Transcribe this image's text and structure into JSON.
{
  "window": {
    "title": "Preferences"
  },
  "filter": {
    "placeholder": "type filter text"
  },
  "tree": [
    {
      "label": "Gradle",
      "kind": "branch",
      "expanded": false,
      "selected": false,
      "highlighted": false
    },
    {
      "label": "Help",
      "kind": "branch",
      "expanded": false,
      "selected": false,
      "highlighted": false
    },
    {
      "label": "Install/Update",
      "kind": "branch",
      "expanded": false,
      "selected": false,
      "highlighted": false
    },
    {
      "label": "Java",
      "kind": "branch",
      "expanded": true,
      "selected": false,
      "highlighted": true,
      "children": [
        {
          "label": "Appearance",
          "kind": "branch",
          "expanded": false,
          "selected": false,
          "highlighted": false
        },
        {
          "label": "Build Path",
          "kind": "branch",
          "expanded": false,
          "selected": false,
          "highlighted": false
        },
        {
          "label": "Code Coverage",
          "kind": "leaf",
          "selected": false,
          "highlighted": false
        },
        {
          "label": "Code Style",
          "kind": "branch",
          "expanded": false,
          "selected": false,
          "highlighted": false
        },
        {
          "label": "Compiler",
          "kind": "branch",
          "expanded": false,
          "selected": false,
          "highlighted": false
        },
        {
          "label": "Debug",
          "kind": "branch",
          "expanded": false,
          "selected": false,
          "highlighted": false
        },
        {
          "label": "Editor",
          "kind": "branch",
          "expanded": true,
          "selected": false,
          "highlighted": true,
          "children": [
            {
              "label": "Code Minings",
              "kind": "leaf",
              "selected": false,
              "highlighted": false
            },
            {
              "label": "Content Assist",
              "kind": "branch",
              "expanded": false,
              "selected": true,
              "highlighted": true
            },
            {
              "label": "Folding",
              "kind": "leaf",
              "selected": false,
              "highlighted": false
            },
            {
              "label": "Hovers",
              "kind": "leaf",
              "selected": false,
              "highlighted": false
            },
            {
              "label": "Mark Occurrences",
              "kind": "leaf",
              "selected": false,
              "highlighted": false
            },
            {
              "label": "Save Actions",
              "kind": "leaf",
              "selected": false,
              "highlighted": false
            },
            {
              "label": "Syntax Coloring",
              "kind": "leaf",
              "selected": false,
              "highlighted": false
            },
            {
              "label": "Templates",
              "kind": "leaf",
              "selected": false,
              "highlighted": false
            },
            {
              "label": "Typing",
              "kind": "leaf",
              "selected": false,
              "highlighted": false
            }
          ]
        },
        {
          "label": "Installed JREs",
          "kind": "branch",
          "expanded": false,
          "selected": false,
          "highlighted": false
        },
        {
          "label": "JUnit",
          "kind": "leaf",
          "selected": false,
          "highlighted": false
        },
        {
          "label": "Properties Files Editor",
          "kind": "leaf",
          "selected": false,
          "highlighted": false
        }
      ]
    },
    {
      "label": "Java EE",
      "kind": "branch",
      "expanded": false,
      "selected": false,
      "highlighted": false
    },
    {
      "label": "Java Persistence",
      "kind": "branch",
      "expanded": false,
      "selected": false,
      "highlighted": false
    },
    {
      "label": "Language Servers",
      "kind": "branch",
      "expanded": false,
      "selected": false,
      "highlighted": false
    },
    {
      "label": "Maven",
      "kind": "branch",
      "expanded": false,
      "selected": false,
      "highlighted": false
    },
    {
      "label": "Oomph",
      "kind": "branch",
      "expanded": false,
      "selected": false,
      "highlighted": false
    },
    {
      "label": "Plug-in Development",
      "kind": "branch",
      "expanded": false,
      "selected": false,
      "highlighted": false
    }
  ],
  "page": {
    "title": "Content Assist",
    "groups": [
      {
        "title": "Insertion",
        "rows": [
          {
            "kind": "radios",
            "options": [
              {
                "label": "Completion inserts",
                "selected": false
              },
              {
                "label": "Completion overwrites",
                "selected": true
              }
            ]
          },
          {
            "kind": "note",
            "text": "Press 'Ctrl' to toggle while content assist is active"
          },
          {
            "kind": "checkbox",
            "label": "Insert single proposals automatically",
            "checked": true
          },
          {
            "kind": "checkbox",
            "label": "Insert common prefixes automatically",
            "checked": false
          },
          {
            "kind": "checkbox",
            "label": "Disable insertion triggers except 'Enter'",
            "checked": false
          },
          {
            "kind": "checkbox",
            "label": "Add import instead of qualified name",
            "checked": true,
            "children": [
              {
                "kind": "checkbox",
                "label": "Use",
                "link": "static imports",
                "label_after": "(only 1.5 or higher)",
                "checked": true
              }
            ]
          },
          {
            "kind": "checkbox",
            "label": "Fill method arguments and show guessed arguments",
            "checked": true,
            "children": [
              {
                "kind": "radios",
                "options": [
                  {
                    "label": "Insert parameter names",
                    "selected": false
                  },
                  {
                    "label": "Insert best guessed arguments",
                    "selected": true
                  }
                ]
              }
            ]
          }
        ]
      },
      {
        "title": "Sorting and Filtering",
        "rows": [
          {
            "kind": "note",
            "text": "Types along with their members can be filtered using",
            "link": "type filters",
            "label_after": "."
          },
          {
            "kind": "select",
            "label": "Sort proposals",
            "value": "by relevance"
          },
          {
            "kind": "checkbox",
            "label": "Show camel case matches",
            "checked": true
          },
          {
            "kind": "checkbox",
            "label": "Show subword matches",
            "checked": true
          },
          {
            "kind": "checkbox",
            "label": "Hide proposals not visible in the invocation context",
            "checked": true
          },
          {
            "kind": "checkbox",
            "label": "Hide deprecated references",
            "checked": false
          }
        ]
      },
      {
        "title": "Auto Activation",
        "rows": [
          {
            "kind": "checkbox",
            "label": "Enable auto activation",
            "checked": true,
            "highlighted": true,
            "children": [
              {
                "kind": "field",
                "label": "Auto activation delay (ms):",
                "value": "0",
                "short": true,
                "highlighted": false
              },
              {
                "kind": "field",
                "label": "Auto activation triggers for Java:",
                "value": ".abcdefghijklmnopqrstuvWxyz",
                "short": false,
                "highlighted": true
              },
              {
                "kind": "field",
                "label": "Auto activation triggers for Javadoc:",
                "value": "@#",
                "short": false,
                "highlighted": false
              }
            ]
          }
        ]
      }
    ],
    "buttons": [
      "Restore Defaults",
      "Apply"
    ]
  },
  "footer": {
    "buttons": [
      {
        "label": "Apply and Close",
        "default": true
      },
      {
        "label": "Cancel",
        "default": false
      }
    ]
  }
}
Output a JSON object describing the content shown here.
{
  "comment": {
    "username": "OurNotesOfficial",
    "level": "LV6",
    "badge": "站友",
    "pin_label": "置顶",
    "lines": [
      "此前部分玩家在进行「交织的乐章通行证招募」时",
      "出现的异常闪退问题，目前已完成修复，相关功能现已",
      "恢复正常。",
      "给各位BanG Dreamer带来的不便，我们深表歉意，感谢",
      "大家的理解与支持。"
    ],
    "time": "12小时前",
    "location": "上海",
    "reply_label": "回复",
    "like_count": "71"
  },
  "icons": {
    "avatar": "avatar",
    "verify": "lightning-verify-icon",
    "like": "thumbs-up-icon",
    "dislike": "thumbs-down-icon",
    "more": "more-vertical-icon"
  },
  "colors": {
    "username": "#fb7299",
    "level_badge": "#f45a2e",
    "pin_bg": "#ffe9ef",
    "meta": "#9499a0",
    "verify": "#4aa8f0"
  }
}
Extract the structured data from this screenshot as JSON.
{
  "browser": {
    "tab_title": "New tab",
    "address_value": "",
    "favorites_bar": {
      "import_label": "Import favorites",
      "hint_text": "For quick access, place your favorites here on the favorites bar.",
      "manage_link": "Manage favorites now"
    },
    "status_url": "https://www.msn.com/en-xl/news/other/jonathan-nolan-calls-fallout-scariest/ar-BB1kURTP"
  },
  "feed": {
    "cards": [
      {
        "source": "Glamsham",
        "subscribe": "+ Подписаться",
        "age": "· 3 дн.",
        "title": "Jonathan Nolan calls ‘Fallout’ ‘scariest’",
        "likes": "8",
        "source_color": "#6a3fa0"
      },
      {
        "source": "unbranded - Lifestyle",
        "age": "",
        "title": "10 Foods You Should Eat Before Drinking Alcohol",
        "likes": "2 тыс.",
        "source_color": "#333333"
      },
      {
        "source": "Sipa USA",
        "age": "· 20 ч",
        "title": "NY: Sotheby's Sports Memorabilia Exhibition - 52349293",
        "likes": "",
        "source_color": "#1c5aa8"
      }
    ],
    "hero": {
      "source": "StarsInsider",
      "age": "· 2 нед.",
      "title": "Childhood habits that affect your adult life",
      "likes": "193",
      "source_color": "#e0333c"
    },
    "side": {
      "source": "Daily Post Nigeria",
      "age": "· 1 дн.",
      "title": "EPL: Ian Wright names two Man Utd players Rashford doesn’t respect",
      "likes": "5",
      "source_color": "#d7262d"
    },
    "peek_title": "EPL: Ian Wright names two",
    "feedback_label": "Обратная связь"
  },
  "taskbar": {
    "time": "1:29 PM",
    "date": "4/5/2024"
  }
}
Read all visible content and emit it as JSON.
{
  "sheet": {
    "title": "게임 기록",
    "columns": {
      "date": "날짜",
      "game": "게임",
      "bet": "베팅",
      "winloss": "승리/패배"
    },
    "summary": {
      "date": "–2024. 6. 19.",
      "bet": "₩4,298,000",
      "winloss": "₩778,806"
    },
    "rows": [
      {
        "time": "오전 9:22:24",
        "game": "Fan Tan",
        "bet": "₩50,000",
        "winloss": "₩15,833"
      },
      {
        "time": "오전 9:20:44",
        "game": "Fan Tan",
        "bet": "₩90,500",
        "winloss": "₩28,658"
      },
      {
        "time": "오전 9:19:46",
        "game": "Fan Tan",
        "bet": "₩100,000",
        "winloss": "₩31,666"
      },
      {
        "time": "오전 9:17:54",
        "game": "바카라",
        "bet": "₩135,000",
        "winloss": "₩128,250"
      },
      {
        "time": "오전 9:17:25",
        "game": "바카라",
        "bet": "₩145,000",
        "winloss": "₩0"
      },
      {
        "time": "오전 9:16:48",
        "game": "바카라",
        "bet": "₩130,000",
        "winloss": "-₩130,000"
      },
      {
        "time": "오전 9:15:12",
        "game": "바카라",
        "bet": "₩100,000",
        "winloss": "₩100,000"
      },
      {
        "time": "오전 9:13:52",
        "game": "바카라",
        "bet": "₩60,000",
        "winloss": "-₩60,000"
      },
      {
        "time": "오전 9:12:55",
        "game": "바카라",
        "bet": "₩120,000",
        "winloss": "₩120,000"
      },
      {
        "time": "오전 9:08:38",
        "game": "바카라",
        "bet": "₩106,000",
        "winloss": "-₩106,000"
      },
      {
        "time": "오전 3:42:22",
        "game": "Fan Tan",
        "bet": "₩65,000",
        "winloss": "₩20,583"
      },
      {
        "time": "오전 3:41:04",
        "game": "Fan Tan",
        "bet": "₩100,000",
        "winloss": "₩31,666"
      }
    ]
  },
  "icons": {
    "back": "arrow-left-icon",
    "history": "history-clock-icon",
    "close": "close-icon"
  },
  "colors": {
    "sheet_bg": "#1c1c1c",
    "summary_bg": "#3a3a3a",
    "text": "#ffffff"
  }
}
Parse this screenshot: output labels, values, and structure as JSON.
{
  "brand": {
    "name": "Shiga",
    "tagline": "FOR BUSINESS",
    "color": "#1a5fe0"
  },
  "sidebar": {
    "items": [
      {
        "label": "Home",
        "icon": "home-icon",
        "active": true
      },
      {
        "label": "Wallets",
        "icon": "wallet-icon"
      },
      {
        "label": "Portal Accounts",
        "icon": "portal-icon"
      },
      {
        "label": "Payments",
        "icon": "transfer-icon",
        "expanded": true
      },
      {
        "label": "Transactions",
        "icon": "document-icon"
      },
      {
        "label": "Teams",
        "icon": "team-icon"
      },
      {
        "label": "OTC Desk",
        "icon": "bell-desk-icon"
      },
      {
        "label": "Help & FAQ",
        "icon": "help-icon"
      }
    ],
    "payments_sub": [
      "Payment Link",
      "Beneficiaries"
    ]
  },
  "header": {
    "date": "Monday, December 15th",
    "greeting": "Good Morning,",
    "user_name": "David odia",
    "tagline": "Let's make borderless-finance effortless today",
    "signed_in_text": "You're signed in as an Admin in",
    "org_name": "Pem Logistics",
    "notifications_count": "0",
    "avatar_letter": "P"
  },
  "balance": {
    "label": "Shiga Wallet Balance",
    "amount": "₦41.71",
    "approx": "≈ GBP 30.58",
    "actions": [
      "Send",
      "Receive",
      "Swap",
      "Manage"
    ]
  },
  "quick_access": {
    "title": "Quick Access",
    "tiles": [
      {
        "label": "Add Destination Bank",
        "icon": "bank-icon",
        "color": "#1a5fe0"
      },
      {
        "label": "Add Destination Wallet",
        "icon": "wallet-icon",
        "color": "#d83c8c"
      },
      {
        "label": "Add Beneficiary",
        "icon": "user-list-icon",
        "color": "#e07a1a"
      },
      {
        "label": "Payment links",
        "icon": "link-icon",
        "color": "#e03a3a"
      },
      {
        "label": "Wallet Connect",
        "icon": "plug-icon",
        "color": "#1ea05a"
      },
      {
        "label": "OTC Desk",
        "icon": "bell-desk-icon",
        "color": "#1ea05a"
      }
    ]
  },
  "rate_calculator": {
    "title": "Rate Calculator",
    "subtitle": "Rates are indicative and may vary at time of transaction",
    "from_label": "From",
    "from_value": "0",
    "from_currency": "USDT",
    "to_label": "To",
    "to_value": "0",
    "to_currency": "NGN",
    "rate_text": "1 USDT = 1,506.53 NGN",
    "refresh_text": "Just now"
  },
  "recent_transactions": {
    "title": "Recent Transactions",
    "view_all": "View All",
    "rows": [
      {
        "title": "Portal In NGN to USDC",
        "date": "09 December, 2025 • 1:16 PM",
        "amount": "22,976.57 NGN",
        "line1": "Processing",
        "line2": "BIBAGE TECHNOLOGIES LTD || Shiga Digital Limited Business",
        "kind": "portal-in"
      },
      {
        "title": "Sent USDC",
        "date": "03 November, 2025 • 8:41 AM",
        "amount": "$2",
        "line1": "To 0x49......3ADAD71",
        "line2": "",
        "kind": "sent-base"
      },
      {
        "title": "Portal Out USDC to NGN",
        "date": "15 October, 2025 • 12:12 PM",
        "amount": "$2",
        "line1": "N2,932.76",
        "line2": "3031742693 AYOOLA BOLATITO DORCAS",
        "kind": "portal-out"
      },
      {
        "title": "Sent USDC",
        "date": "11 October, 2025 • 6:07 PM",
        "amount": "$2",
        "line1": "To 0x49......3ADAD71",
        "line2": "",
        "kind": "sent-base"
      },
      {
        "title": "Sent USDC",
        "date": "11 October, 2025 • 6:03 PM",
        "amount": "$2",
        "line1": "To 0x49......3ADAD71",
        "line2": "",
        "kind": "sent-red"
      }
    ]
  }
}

────────

> Written instruction
Count the lines of the material that include the word "October", then state only the total.

> In response
3